▶ [YOUR INSTRUCTIONS]
Please write out the material below exactly as given.

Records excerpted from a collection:
········
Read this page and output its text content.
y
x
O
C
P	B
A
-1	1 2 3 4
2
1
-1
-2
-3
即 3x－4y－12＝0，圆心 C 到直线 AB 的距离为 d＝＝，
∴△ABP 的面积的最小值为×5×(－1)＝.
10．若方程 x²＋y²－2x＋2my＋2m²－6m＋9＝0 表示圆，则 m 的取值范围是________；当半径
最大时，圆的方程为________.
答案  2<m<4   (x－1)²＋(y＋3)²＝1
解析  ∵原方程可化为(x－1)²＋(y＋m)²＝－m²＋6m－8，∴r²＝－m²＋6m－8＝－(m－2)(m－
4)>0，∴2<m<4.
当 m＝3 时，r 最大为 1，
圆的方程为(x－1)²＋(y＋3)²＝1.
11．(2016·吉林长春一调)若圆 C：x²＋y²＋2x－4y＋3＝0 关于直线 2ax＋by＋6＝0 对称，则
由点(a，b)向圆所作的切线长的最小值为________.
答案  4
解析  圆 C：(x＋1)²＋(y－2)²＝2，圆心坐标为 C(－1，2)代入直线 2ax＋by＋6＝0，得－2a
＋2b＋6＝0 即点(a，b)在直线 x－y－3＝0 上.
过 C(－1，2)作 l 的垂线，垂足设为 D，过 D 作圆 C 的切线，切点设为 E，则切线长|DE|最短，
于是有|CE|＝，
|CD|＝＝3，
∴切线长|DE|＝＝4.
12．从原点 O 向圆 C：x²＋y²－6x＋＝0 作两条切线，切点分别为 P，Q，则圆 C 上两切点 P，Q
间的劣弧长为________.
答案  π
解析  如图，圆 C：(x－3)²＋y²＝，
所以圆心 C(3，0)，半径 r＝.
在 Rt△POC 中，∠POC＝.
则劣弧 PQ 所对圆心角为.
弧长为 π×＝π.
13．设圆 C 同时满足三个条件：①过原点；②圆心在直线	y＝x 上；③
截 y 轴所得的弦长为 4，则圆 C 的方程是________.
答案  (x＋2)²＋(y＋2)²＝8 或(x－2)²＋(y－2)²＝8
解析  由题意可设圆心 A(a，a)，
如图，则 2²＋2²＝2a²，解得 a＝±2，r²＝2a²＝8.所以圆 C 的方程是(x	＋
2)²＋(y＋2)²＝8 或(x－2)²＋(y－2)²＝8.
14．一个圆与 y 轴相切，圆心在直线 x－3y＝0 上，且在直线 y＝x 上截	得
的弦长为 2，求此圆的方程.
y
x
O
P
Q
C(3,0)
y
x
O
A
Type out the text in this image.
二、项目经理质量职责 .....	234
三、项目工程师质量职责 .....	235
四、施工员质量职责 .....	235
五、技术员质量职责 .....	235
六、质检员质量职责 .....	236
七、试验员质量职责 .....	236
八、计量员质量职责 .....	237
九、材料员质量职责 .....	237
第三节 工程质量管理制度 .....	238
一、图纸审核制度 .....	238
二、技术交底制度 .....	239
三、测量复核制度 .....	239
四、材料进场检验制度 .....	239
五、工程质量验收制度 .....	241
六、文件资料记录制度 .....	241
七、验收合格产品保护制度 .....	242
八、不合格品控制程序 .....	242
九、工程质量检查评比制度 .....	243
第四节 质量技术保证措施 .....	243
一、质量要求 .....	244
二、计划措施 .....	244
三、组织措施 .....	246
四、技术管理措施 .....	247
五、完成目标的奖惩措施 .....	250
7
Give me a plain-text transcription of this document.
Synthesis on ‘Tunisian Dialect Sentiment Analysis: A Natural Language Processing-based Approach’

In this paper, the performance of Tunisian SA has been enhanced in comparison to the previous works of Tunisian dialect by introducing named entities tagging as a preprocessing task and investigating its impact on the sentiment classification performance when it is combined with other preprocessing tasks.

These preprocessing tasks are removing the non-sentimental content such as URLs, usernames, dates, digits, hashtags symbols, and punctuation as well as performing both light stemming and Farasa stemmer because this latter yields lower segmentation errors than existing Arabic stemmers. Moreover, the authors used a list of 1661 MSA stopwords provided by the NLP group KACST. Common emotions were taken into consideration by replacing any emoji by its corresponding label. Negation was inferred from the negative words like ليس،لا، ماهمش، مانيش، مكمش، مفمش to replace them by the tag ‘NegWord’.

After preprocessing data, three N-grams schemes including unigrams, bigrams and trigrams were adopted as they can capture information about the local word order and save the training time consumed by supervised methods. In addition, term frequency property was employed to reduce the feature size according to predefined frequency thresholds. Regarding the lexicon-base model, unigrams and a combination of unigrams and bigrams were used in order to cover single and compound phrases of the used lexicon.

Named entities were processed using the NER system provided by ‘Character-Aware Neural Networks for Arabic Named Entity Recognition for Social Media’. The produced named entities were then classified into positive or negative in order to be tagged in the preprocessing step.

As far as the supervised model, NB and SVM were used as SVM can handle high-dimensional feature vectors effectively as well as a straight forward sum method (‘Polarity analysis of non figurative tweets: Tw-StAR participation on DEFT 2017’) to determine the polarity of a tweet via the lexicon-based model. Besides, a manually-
········
▶ [ANSWER FOR THIS EXERCISE]
Read this page and output its text content.
y
x
O
C
P	B
A
-1	1 2 3 4
2
1
-1
-2
-3
即 3x－4y－12＝0，圆心 C 到直线 AB 的距离为 d＝＝，
∴△ABP 的面积的最小值为×5×(－1)＝.
10．若方程 x²＋y²－2x＋2my＋2m²－6m＋9＝0 表示圆，则 m 的取值范围是________；当半径
最大时，圆的方程为________.
答案  2<m<4   (x－1)²＋(y＋3)²＝1
解析  ∵原方程可化为(x－1)²＋(y＋m)²＝－m²＋6m－8，∴r²＝－m²＋6m－8＝－(m－2)(m－
4)>0，∴2<m<4.
当 m＝3 时，r 最大为 1，
圆的方程为(x－1)²＋(y＋3)²＝1.
11．(2016·吉林长春一调)若圆 C：x²＋y²＋2x－4y＋3＝0 关于直线 2ax＋by＋6＝0 对称，则
由点(a，b)向圆所作的切线长的最小值为________.
答案  4
解析  圆 C：(x＋1)²＋(y－2)²＝2，圆心坐标为 C(－1，2)代入直线 2ax＋by＋6＝0，得－2a
＋2b＋6＝0 即点(a，b)在直线 x－y－3＝0 上.
过 C(－1，2)作 l 的垂线，垂足设为 D，过 D 作圆 C 的切线，切点设为 E，则切线长|DE|最短，
于是有|CE|＝，
|CD|＝＝3，
∴切线长|DE|＝＝4.
12．从原点 O 向圆 C：x²＋y²－6x＋＝0 作两条切线，切点分别为 P，Q，则圆 C 上两切点 P，Q
间的劣弧长为________.
答案  π
解析  如图，圆 C：(x－3)²＋y²＝，
所以圆心 C(3，0)，半径 r＝.
在 Rt△POC 中，∠POC＝.
则劣弧 PQ 所对圆心角为.
弧长为 π×＝π.
13．设圆 C 同时满足三个条件：①过原点；②圆心在直线	y＝x 上；③
截 y 轴所得的弦长为 4，则圆 C 的方程是________.
答案  (x＋2)²＋(y＋2)²＝8 或(x－2)²＋(y－2)²＝8
解析  由题意可设圆心 A(a，a)，
如图，则 2²＋2²＝2a²，解得 a＝±2，r²＝2a²＝8.所以圆 C 的方程是(x	＋
2)²＋(y＋2)²＝8 或(x－2)²＋(y－2)²＝8.
14．一个圆与 y 轴相切，圆心在直线 x－3y＝0 上，且在直线 y＝x 上截	得
的弦长为 2，求此圆的方程.
y
x
O
P
Q
C(3,0)
y
x
O
A
Type out the text in this image.
二、项目经理质量职责 .....	234
三、项目工程师质量职责 .....	235
四、施工员质量职责 .....	235
五、技术员质量职责 .....	235
六、质检员质量职责 .....	236
七、试验员质量职责 .....	236
八、计量员质量职责 .....	237
九、材料员质量职责 .....	237
第三节 工程质量管理制度 .....	238
一、图纸审核制度 .....	238
二、技术交底制度 .....	239
三、测量复核制度 .....	239
四、材料进场检验制度 .....	239
五、工程质量验收制度 .....	241
六、文件资料记录制度 .....	241
七、验收合格产品保护制度 .....	242
八、不合格品控制程序 .....	242
九、工程质量检查评比制度 .....	243
第四节 质量技术保证措施 .....	243
一、质量要求 .....	244
二、计划措施 .....	244
三、组织措施 .....	246
四、技术管理措施 .....	247
五、完成目标的奖惩措施 .....	250
7
Give me a plain-text transcription of this document.
Synthesis on ‘Tunisian Dialect Sentiment Analysis: A Natural Language Processing-based Approach’

In this paper, the performance of Tunisian SA has been enhanced in comparison to the previous works of Tunisian dialect by introducing named entities tagging as a preprocessing task and investigating its impact on the sentiment classification performance when it is combined with other preprocessing tasks.

These preprocessing tasks are removing the non-sentimental content such as URLs, usernames, dates, digits, hashtags symbols, and punctuation as well as performing both light stemming and Farasa stemmer because this latter yields lower segmentation errors than existing Arabic stemmers. Moreover, the authors used a list of 1661 MSA stopwords provided by the NLP group KACST. Common emotions were taken into consideration by replacing any emoji by its corresponding label. Negation was inferred from the negative words like ليس،لا، ماهمش، مانيش، مكمش، مفمش to replace them by the tag ‘NegWord’.

After preprocessing data, three N-grams schemes including unigrams, bigrams and trigrams were adopted as they can capture information about the local word order and save the training time consumed by supervised methods. In addition, term frequency property was employed to reduce the feature size according to predefined frequency thresholds. Regarding the lexicon-base model, unigrams and a combination of unigrams and bigrams were used in order to cover single and compound phrases of the used lexicon.

Named entities were processed using the NER system provided by ‘Character-Aware Neural Networks for Arabic Named Entity Recognition for Social Media’. The produced named entities were then classified into positive or negative in order to be tagged in the preprocessing step.

As far as the supervised model, NB and SVM were used as SVM can handle high-dimensional feature vectors effectively as well as a straight forward sum method (‘Polarity analysis of non figurative tweets: Tw-StAR participation on DEFT 2017’) to determine the polarity of a tweet via the lexicon-based model. Besides, a manually-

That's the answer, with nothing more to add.